[Task statement]: Find the string "giải" in the listing and report every line that has it.

---*---

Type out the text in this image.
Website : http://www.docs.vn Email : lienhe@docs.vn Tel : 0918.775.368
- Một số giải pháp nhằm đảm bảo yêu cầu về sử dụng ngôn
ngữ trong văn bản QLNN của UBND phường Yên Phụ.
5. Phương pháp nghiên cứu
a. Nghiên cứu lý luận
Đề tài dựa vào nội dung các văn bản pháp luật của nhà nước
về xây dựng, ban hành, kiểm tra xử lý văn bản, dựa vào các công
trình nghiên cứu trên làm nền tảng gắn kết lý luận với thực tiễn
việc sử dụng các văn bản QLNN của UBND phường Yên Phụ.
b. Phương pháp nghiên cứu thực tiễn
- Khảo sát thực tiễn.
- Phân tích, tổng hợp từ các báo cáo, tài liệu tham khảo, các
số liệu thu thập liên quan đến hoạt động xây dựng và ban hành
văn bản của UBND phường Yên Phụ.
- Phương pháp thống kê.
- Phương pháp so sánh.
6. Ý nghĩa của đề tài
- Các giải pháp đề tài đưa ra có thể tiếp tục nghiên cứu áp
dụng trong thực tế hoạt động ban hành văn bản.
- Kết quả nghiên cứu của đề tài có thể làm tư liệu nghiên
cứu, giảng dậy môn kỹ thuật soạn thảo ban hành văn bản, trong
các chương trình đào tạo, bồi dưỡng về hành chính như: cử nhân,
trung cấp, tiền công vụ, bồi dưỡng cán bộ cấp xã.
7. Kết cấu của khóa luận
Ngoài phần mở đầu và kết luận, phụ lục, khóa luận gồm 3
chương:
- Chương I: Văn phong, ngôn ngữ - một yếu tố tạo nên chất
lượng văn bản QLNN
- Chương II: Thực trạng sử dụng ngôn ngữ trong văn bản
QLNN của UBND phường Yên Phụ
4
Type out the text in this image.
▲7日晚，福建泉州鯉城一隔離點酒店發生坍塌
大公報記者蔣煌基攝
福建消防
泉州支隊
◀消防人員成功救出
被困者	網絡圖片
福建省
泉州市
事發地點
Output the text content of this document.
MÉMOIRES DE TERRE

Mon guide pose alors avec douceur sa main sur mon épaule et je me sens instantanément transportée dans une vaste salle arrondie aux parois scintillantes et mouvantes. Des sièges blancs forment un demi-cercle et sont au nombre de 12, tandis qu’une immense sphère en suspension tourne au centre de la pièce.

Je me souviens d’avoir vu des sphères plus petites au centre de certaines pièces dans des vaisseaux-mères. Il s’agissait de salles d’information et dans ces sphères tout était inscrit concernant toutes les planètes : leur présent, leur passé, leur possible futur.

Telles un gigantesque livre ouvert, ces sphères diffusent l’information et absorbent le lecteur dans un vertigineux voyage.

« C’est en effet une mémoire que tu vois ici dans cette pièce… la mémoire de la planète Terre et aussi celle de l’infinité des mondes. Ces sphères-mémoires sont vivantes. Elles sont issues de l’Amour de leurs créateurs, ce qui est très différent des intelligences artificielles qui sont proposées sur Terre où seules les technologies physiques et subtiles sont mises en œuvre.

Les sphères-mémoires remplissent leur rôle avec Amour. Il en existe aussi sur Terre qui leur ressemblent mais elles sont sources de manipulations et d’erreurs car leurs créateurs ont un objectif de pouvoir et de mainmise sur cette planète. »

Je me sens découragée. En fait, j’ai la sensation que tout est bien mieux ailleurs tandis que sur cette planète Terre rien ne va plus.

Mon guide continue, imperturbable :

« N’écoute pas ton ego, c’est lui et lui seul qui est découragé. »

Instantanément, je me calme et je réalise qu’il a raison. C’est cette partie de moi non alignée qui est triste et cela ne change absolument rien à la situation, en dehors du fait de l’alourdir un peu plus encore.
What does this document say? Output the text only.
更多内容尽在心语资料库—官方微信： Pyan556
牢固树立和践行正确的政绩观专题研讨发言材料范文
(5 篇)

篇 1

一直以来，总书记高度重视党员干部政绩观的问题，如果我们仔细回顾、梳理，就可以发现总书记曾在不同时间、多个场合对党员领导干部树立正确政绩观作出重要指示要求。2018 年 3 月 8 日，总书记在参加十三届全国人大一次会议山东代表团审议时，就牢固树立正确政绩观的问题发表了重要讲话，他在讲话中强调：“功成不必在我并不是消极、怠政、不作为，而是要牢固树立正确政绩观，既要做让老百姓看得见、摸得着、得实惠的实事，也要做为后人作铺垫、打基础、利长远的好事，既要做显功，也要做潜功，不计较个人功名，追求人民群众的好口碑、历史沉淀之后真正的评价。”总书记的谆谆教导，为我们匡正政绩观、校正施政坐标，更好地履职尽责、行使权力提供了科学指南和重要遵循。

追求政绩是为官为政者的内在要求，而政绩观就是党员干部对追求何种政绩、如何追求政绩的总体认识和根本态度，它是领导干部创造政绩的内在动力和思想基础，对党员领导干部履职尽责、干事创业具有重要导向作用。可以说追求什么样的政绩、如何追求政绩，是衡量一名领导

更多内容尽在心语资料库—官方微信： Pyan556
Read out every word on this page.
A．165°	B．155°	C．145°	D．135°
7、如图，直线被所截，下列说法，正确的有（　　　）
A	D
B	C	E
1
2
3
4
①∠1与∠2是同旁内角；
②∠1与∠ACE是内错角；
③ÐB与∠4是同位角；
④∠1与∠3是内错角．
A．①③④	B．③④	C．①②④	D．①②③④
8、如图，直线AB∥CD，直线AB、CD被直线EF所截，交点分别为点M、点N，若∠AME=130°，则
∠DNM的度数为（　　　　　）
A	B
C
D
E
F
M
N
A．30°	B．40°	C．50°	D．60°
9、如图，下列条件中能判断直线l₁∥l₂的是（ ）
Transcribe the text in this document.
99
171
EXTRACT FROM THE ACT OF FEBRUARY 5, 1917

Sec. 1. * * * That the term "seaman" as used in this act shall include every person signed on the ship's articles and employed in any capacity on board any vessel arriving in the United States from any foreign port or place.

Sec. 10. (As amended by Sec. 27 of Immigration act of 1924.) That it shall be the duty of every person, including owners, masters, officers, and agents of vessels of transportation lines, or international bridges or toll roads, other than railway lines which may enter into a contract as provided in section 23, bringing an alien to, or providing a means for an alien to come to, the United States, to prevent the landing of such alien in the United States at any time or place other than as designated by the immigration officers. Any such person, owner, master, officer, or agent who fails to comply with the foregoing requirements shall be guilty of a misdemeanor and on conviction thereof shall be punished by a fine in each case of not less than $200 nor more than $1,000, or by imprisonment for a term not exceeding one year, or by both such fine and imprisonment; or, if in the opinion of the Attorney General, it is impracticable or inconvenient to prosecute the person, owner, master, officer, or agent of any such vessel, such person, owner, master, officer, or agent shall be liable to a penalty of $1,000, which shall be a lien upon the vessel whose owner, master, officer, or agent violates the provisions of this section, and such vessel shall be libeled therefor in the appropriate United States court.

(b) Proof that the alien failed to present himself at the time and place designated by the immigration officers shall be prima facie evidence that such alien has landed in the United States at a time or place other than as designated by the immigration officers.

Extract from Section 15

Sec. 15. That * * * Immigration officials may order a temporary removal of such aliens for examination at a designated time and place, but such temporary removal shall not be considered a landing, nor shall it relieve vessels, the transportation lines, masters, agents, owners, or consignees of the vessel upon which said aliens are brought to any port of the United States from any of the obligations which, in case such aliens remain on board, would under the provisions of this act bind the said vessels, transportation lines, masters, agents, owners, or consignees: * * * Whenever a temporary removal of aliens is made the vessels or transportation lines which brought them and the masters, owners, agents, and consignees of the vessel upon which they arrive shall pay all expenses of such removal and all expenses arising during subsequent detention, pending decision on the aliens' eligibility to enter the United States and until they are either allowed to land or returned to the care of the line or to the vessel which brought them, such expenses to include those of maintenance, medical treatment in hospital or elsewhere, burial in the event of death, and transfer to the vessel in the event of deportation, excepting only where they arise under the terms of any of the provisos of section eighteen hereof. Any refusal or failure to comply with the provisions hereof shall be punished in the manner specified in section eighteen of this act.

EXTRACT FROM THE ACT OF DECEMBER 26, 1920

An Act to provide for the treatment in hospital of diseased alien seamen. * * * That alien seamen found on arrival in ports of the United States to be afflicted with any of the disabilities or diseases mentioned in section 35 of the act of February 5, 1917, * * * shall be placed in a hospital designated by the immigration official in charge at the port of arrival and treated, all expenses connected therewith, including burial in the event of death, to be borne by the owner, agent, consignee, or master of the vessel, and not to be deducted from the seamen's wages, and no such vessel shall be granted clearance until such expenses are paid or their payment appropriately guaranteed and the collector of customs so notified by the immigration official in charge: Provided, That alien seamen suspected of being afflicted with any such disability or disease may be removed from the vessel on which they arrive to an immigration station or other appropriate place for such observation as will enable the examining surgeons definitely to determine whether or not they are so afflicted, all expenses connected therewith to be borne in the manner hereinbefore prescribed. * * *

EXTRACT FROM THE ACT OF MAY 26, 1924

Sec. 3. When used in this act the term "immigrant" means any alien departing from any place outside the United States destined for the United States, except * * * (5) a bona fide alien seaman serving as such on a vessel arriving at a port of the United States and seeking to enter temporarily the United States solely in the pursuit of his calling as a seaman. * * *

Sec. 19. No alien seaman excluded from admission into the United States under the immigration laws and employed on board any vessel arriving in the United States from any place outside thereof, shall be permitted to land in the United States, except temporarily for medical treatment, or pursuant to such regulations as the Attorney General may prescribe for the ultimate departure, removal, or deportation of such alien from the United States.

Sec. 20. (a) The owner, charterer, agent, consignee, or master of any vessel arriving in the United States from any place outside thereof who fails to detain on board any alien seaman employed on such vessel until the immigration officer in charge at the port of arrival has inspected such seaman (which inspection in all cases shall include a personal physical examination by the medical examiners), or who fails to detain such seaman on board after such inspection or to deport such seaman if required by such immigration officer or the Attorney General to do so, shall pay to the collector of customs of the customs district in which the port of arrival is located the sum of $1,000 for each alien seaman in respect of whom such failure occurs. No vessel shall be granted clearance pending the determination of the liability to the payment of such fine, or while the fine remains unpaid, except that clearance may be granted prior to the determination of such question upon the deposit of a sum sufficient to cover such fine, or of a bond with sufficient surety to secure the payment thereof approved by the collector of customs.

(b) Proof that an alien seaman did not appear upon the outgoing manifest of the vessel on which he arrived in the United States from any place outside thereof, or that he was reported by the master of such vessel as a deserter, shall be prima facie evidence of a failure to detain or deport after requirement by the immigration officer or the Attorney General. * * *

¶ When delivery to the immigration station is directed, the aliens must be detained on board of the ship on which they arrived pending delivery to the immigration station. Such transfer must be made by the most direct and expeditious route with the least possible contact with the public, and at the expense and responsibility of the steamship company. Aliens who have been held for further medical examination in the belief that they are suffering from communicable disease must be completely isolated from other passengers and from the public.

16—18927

---*---

[Exercise answer]:
- Một số giải pháp nhằm đảm bảo yêu cầu về sử dụng ngôn
- Các giải pháp đề tài đưa ra có thể tiếp tục nghiên cứu áp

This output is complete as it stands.